• **What needs to be done**: Write each line out again exactly as written.

• **Task material**:
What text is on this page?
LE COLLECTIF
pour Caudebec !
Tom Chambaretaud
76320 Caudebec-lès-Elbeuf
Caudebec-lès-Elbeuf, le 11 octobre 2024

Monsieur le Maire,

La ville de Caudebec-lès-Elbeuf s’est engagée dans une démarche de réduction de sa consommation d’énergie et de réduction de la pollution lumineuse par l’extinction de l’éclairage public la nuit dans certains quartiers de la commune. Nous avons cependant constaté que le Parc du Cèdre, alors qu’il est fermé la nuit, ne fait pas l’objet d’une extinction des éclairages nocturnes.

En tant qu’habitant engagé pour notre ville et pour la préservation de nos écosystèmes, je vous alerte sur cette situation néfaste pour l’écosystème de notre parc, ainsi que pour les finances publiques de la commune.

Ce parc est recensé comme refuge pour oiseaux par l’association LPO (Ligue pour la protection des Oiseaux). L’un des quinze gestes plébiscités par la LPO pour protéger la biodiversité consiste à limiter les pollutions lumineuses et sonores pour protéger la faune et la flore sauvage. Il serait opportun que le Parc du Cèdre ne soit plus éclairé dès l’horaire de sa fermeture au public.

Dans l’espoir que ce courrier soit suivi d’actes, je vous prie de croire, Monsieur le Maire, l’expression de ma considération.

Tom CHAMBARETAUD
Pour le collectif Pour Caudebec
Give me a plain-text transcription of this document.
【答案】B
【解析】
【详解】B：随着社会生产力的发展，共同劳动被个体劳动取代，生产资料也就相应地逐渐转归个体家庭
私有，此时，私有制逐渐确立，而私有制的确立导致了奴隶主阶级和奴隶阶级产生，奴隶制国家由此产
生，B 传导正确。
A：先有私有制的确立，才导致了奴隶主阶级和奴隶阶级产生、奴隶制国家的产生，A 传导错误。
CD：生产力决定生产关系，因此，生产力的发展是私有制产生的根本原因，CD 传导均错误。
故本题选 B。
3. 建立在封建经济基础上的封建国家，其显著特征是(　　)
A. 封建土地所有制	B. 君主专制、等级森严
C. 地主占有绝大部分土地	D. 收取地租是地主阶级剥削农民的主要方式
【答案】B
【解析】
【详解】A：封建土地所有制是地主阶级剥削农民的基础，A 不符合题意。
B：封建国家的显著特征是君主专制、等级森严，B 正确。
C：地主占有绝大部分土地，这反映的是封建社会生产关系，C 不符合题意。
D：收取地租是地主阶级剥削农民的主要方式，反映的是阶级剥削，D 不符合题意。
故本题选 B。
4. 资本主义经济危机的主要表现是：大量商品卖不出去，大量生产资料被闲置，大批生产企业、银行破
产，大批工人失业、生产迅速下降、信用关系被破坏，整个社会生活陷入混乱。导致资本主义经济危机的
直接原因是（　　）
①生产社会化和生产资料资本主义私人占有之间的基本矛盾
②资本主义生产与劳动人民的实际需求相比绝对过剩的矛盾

• **Result**:
What text is on this page?
LE COLLECTIF
pour Caudebec !
Tom Chambaretaud
76320 Caudebec-lès-Elbeuf
Caudebec-lès-Elbeuf, le 11 octobre 2024

Monsieur le Maire,

La ville de Caudebec-lès-Elbeuf s’est engagée dans une démarche de réduction de sa consommation d’énergie et de réduction de la pollution lumineuse par l’extinction de l’éclairage public la nuit dans certains quartiers de la commune. Nous avons cependant constaté que le Parc du Cèdre, alors qu’il est fermé la nuit, ne fait pas l’objet d’une extinction des éclairages nocturnes.

En tant qu’habitant engagé pour notre ville et pour la préservation de nos écosystèmes, je vous alerte sur cette situation néfaste pour l’écosystème de notre parc, ainsi que pour les finances publiques de la commune.

Ce parc est recensé comme refuge pour oiseaux par l’association LPO (Ligue pour la protection des Oiseaux). L’un des quinze gestes plébiscités par la LPO pour protéger la biodiversité consiste à limiter les pollutions lumineuses et sonores pour protéger la faune et la flore sauvage. Il serait opportun que le Parc du Cèdre ne soit plus éclairé dès l’horaire de sa fermeture au public.

Dans l’espoir que ce courrier soit suivi d’actes, je vous prie de croire, Monsieur le Maire, l’expression de ma considération.

Tom CHAMBARETAUD
Pour le collectif Pour Caudebec
Give me a plain-text transcription of this document.
【答案】B
【解析】
【详解】B：随着社会生产力的发展，共同劳动被个体劳动取代，生产资料也就相应地逐渐转归个体家庭
私有，此时，私有制逐渐确立，而私有制的确立导致了奴隶主阶级和奴隶阶级产生，奴隶制国家由此产
生，B 传导正确。
A：先有私有制的确立，才导致了奴隶主阶级和奴隶阶级产生、奴隶制国家的产生，A 传导错误。
CD：生产力决定生产关系，因此，生产力的发展是私有制产生的根本原因，CD 传导均错误。
故本题选 B。
3. 建立在封建经济基础上的封建国家，其显著特征是(　　)
A. 封建土地所有制	B. 君主专制、等级森严
C. 地主占有绝大部分土地	D. 收取地租是地主阶级剥削农民的主要方式
【答案】B
【解析】
【详解】A：封建土地所有制是地主阶级剥削农民的基础，A 不符合题意。
B：封建国家的显著特征是君主专制、等级森严，B 正确。
C：地主占有绝大部分土地，这反映的是封建社会生产关系，C 不符合题意。
D：收取地租是地主阶级剥削农民的主要方式，反映的是阶级剥削，D 不符合题意。
故本题选 B。
4. 资本主义经济危机的主要表现是：大量商品卖不出去，大量生产资料被闲置，大批生产企业、银行破
产，大批工人失业、生产迅速下降、信用关系被破坏，整个社会生活陷入混乱。导致资本主义经济危机的
直接原因是（　　）
①生产社会化和生产资料资本主义私人占有之间的基本矛盾
②资本主义生产与劳动人民的实际需求相比绝对过剩的矛盾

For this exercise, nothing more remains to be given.